**What you will do**
Every record must be repeated exactly, with no omission.
================================
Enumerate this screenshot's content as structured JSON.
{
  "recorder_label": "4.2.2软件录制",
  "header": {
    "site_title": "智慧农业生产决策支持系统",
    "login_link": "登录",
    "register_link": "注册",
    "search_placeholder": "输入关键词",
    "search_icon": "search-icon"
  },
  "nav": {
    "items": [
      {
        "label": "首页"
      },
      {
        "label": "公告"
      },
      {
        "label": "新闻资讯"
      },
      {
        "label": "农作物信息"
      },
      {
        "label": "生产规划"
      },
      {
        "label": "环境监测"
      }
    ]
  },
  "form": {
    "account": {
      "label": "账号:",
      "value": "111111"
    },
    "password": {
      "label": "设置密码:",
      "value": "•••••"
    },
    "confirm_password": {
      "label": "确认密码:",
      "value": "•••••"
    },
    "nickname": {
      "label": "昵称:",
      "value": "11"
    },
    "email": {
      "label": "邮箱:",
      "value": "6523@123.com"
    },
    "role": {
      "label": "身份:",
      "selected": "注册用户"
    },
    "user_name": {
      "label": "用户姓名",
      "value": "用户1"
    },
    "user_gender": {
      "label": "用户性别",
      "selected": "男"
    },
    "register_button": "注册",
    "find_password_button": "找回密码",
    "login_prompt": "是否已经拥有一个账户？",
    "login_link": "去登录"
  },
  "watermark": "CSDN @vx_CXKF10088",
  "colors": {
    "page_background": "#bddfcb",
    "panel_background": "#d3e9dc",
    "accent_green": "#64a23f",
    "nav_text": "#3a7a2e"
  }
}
================================
**Correct response**
Enumerate this screenshot's content as structured JSON.
{
  "recorder_label": "4.2.2软件录制",
  "header": {
    "site_title": "智慧农业生产决策支持系统",
    "login_link": "登录",
    "register_link": "注册",
    "search_placeholder": "输入关键词",
    "search_icon": "search-icon"
  },
  "nav": {
    "items": [
      {
        "label": "首页"
      },
      {
        "label": "公告"
      },
      {
        "label": "新闻资讯"
      },
      {
        "label": "农作物信息"
      },
      {
        "label": "生产规划"
      },
      {
        "label": "环境监测"
      }
    ]
  },
  "form": {
    "account": {
      "label": "账号:",
      "value": "111111"
    },
    "password": {
      "label": "设置密码:",
      "value": "•••••"
    },
    "confirm_password": {
      "label": "确认密码:",
      "value": "•••••"
    },
    "nickname": {
      "label": "昵称:",
      "value": "11"
    },
    "email": {
      "label": "邮箱:",
      "value": "6523@123.com"
    },
    "role": {
      "label": "身份:",
      "selected": "注册用户"
    },
    "user_name": {
      "label": "用户姓名",
      "value": "用户1"
    },
    "user_gender": {
      "label": "用户性别",
      "selected": "男"
    },
    "register_button": "注册",
    "find_password_button": "找回密码",
    "login_prompt": "是否已经拥有一个账户？",
    "login_link": "去登录"
  },
  "watermark": "CSDN @vx_CXKF10088",
  "colors": {
    "page_background": "#bddfcb",
    "panel_background": "#d3e9dc",
    "accent_green": "#64a23f",
    "nav_text": "#3a7a2e"
  }
}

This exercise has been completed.